§ **Your task**
Every line of the data below should be printed exactly.

§ **Input**
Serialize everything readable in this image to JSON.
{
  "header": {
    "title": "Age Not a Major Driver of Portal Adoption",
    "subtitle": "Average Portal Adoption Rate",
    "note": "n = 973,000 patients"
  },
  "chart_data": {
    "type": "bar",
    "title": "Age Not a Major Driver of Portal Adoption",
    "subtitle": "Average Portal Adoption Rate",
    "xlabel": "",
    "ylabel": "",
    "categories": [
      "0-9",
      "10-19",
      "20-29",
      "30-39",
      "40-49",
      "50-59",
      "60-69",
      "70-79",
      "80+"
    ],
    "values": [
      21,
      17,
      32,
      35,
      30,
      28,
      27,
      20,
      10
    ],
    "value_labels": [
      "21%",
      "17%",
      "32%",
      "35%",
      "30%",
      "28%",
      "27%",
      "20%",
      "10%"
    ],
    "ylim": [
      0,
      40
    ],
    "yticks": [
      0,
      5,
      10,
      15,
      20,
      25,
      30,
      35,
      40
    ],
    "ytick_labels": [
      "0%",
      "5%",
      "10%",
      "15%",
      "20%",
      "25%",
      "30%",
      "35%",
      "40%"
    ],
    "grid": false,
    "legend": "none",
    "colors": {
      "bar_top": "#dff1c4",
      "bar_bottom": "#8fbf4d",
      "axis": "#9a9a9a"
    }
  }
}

§ **Response box**
Serialize everything readable in this image to JSON.
{
  "header": {
    "title": "Age Not a Major Driver of Portal Adoption",
    "subtitle": "Average Portal Adoption Rate",
    "note": "n = 973,000 patients"
  },
  "chart_data": {
    "type": "bar",
    "title": "Age Not a Major Driver of Portal Adoption",
    "subtitle": "Average Portal Adoption Rate",
    "xlabel": "",
    "ylabel": "",
    "categories": [
      "0-9",
      "10-19",
      "20-29",
      "30-39",
      "40-49",
      "50-59",
      "60-69",
      "70-79",
      "80+"
    ],
    "values": [
      21,
      17,
      32,
      35,
      30,
      28,
      27,
      20,
      10
    ],
    "value_labels": [
      "21%",
      "17%",
      "32%",
      "35%",
      "30%",
      "28%",
      "27%",
      "20%",
      "10%"
    ],
    "ylim": [
      0,
      40
    ],
    "yticks": [
      0,
      5,
      10,
      15,
      20,
      25,
      30,
      35,
      40
    ],
    "ytick_labels": [
      "0%",
      "5%",
      "10%",
      "15%",
      "20%",
      "25%",
      "30%",
      "35%",
      "40%"
    ],
    "grid": false,
    "legend": "none",
    "colors": {
      "bar_top": "#dff1c4",
      "bar_bottom": "#8fbf4d",
      "axis": "#9a9a9a"
    }
  }
}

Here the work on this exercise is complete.